* Start Exercise input *
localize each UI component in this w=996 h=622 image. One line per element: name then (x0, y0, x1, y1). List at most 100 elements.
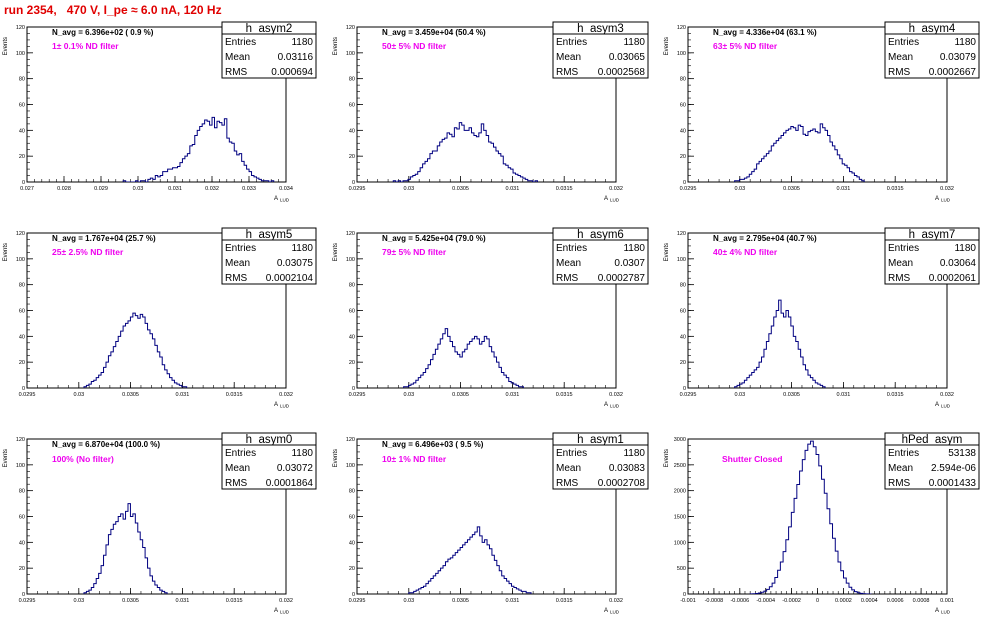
stats-value: 0.03079 (940, 52, 977, 63)
y-tick-label: 0 (22, 180, 25, 186)
stats-key: Entries (556, 37, 587, 48)
x-tick-label: 0.03 (403, 598, 414, 604)
x-tick-label: 0.032 (279, 392, 293, 398)
y-tick-label: 20 (349, 566, 355, 572)
filter-label: 40± 4% ND filter (713, 247, 778, 257)
stats-key: Entries (225, 37, 256, 48)
y-axis-label: Events (664, 243, 670, 261)
x-tick-label: 0.03 (734, 186, 745, 192)
y-tick-label: 20 (680, 360, 686, 366)
x-tick-label: 0.031 (837, 186, 851, 192)
y-tick-label: 100 (16, 257, 25, 263)
stats-key: RMS (888, 273, 911, 284)
stats-value: 53138 (948, 448, 976, 459)
x-tick-label: 0.0315 (226, 392, 243, 398)
x-tick-label: 0.032 (940, 186, 954, 192)
y-tick-label: 100 (346, 51, 355, 57)
x-axis-label: A LUD (604, 402, 620, 409)
stats-box (884, 227, 980, 285)
y-axis-label: Events (333, 37, 339, 55)
stats-key: Entries (225, 243, 256, 254)
n-avg-label: N_avg = 6.396e+02 ( 0.9 %) (52, 28, 154, 37)
n-avg-label: N_avg = 1.767e+04 (25.7 %) (52, 234, 156, 243)
y-tick-label: 1000 (674, 540, 686, 546)
stats-value: 0.03083 (609, 463, 646, 474)
filter-label: Shutter Closed (722, 454, 782, 464)
stats-value: 1180 (291, 37, 313, 48)
y-tick-label: 120 (346, 25, 355, 31)
x-tick-label: 0.0006 (887, 598, 904, 604)
stats-key: Mean (225, 52, 250, 63)
y-tick-label: 20 (19, 154, 25, 160)
x-tick-label: 0.03 (403, 186, 414, 192)
stats-key: Entries (888, 448, 919, 459)
stats-box (884, 432, 980, 490)
filter-label: 1± 0.1% ND filter (52, 41, 119, 51)
x-tick-label: 0.031 (837, 392, 851, 398)
y-tick-label: 120 (16, 231, 25, 237)
y-tick-label: 80 (349, 283, 355, 289)
stats-key: RMS (556, 273, 579, 284)
x-tick-label: 0.031 (176, 392, 190, 398)
y-tick-label: 40 (19, 540, 25, 546)
y-tick-label: 60 (19, 309, 25, 315)
x-axis-label: A LUD (274, 402, 290, 409)
x-tick-label: 0.027 (20, 186, 34, 192)
stats-value: 1180 (623, 243, 645, 254)
x-axis-label: A LUD (935, 608, 951, 615)
y-tick-label: 40 (349, 334, 355, 340)
histogram-pad: 0 20 40 60 80 100 120 0.0295 0.03 0.0305 0.031 0.03… (3, 227, 317, 409)
x-tick-label: -0.001 (680, 598, 696, 604)
histogram-pad: 0 20 40 60 80 100 120 0.0295 0.03 0.0305 0.031 0.03… (333, 21, 649, 203)
stats-value: 1180 (291, 243, 313, 254)
y-tick-label: 40 (19, 334, 25, 340)
x-axis-label: A LUD (935, 196, 951, 203)
y-tick-label: 100 (677, 51, 686, 57)
histogram-line (83, 312, 188, 388)
y-tick-label: 60 (680, 309, 686, 315)
stats-key: Mean (225, 258, 250, 269)
x-tick-label: 0.0305 (452, 186, 469, 192)
x-tick-label: 0.032 (609, 598, 623, 604)
y-tick-label: 20 (19, 360, 25, 366)
filter-label: 100% (No filter) (52, 454, 114, 464)
histogram-line (734, 123, 865, 182)
y-axis-label: Events (333, 243, 339, 261)
stats-key: Entries (888, 37, 919, 48)
stats-key: Entries (888, 243, 919, 254)
stats-key: RMS (556, 478, 579, 489)
y-tick-label: 80 (680, 283, 686, 289)
x-tick-label: 0.0315 (556, 598, 573, 604)
y-tick-label: 20 (349, 360, 355, 366)
histogram-line (403, 328, 524, 388)
y-tick-label: 100 (677, 257, 686, 263)
stats-key: RMS (225, 478, 248, 489)
stats-value: 1180 (291, 448, 313, 459)
y-tick-label: 0 (352, 592, 355, 598)
y-tick-label: 0 (352, 180, 355, 186)
y-tick-label: 60 (680, 103, 686, 109)
x-tick-label: 0.032 (940, 392, 954, 398)
x-tick-label: 0.032 (609, 186, 623, 192)
stats-key: Mean (888, 463, 913, 474)
x-tick-label: 0.032 (609, 392, 623, 398)
x-tick-label: 0.031 (506, 598, 520, 604)
y-tick-label: 2000 (674, 489, 686, 495)
x-tick-label: 0.0295 (349, 186, 366, 192)
x-tick-label: 0.0295 (19, 392, 36, 398)
stats-value: 1180 (954, 243, 976, 254)
stats-title: h_asym6 (577, 229, 624, 241)
stats-title: h_asym1 (577, 434, 624, 446)
x-tick-label: 0.034 (279, 186, 293, 192)
x-tick-label: 0.0315 (887, 392, 904, 398)
y-tick-label: 80 (680, 77, 686, 83)
x-tick-label: 0.031 (506, 392, 520, 398)
stats-value: 0.0002061 (929, 273, 977, 284)
x-tick-label: 0.0315 (226, 598, 243, 604)
x-tick-label: 0.0295 (680, 392, 697, 398)
y-tick-label: 0 (683, 592, 686, 598)
y-tick-label: 60 (19, 103, 25, 109)
x-axis-label: A LUD (604, 608, 620, 615)
x-tick-label: 0.0295 (19, 598, 36, 604)
x-tick-label: 0.031 (168, 186, 182, 192)
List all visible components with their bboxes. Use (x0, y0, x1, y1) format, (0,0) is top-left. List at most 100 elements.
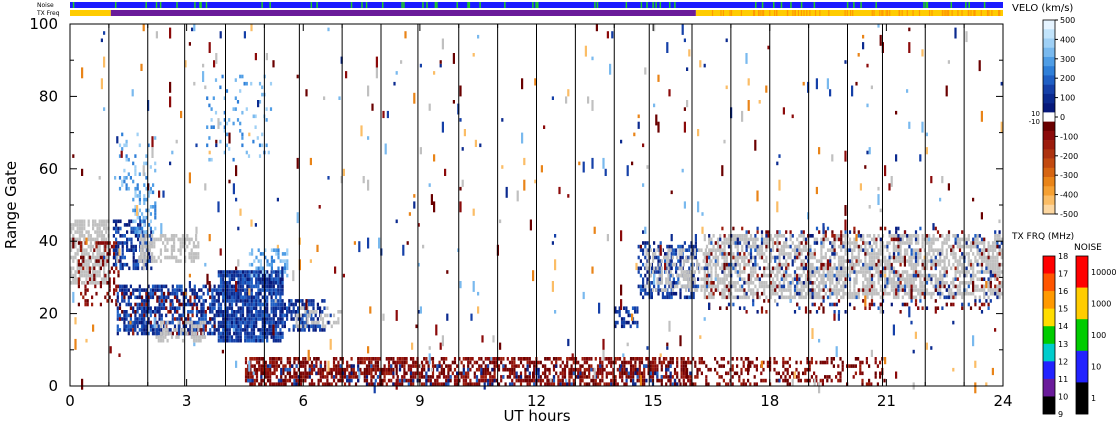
echo-cell (692, 248, 695, 252)
echo-cell (321, 371, 325, 376)
echo-cell (601, 371, 604, 376)
echo-cell (669, 284, 672, 289)
echo-cell (403, 367, 406, 372)
echo-cell (115, 252, 118, 256)
echo-cell (190, 324, 193, 329)
echo-cell (912, 284, 915, 289)
echo-cell (241, 110, 244, 115)
echo-cell (96, 230, 99, 234)
echo-cell (346, 364, 349, 368)
echo-cell (117, 284, 120, 289)
echo-cell (835, 234, 838, 238)
echo-cell (255, 317, 258, 321)
echo-cell (136, 132, 139, 137)
echo-cell (767, 273, 770, 278)
echo-cell (250, 310, 253, 314)
echo-cell (467, 375, 470, 379)
echo-cell (736, 262, 739, 267)
echo-cell (899, 241, 902, 245)
echo-cell (412, 360, 415, 365)
echo-cell (319, 364, 322, 368)
echo-cell (853, 284, 856, 289)
echo-cell (643, 378, 646, 383)
echo-cell (346, 367, 349, 372)
echo-cell (636, 310, 639, 314)
echo-cell (125, 143, 128, 148)
echo-cell (234, 107, 237, 111)
echo-cell (876, 382, 879, 386)
echo-cell (326, 375, 329, 379)
echo-cell (279, 335, 282, 339)
echo-cell (288, 302, 291, 307)
echo-cell (703, 270, 706, 274)
echo-cell (246, 317, 249, 321)
echo-cell (166, 328, 169, 332)
echo-cell (102, 259, 105, 263)
echo-cell (789, 252, 792, 256)
echo-cell (202, 284, 205, 289)
echo-cell (132, 230, 135, 234)
echo-cell (660, 375, 663, 379)
echo-cell (83, 223, 86, 227)
echo-cell (714, 266, 717, 271)
echo-cell (225, 132, 229, 137)
echo-cell (657, 244, 660, 249)
echo-cell (82, 255, 85, 260)
echo-cell (552, 367, 556, 372)
echo-cell (153, 241, 156, 245)
echo-cell (365, 378, 369, 383)
echo-cell (646, 281, 649, 285)
echo-cell (458, 357, 461, 361)
echo-cell (682, 382, 685, 386)
echo-cell (310, 310, 314, 314)
txfreq-strip-tick (951, 10, 953, 16)
echo-cell (279, 302, 282, 307)
echo-cell (734, 244, 737, 249)
echo-cell (189, 328, 192, 332)
echo-cell (76, 219, 79, 224)
echo-cell (420, 382, 424, 386)
echo-cell (698, 360, 701, 365)
echo-cell (727, 237, 731, 242)
echo-cell (319, 375, 322, 379)
echo-cell (151, 324, 155, 329)
echo-cell (689, 288, 692, 292)
echo-cell (372, 367, 375, 372)
echo-cell (804, 273, 808, 278)
echo-cell (149, 291, 152, 296)
echo-cell (263, 277, 267, 281)
echo-cell (297, 382, 300, 386)
echo-cell (899, 255, 902, 260)
echo-cell (879, 277, 882, 281)
echo-cell (165, 313, 168, 318)
echo-cell (782, 241, 786, 245)
echo-cell (264, 375, 267, 379)
echo-cell (244, 302, 247, 307)
echo-cell (274, 277, 278, 281)
echo-cell (271, 371, 274, 376)
echo-cell (723, 277, 726, 281)
echo-cell (912, 252, 915, 256)
echo-cell (637, 244, 640, 249)
echo-cell (158, 299, 161, 303)
echo-cell (87, 270, 90, 274)
echo-cell (145, 208, 148, 213)
echo-cell (830, 357, 833, 361)
echo-cell (820, 252, 823, 256)
echo-cell (277, 270, 280, 274)
echo-cell (142, 237, 145, 242)
echo-cell (908, 291, 911, 296)
echo-cell (94, 255, 97, 260)
echo-cell (462, 371, 465, 376)
echo-cell (140, 328, 144, 332)
echo-cell (808, 367, 811, 372)
echo-cell (312, 299, 315, 303)
echo-cell (632, 367, 635, 372)
echo-cell (213, 306, 216, 310)
echo-cell (103, 226, 106, 231)
echo-cell (857, 357, 860, 361)
echo-cell (756, 277, 759, 281)
echo-cell (223, 150, 226, 155)
echo-cell (117, 259, 120, 263)
echo-cell (405, 371, 408, 376)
* End Exercise input *
What the task asks:
Please print the data above from the line with "echo-cell (692, 248, 695, 252)" up to and including the line with "echo-cell (136, 132, 139, 137)", copying each line without any change.

Exercise result:
echo-cell (692, 248, 695, 252)
echo-cell (321, 371, 325, 376)
echo-cell (601, 371, 604, 376)
echo-cell (669, 284, 672, 289)
echo-cell (403, 367, 406, 372)
echo-cell (115, 252, 118, 256)
echo-cell (190, 324, 193, 329)
echo-cell (912, 284, 915, 289)
echo-cell (241, 110, 244, 115)
echo-cell (96, 230, 99, 234)
echo-cell (346, 364, 349, 368)
echo-cell (117, 284, 120, 289)
echo-cell (835, 234, 838, 238)
echo-cell (255, 317, 258, 321)
echo-cell (136, 132, 139, 137)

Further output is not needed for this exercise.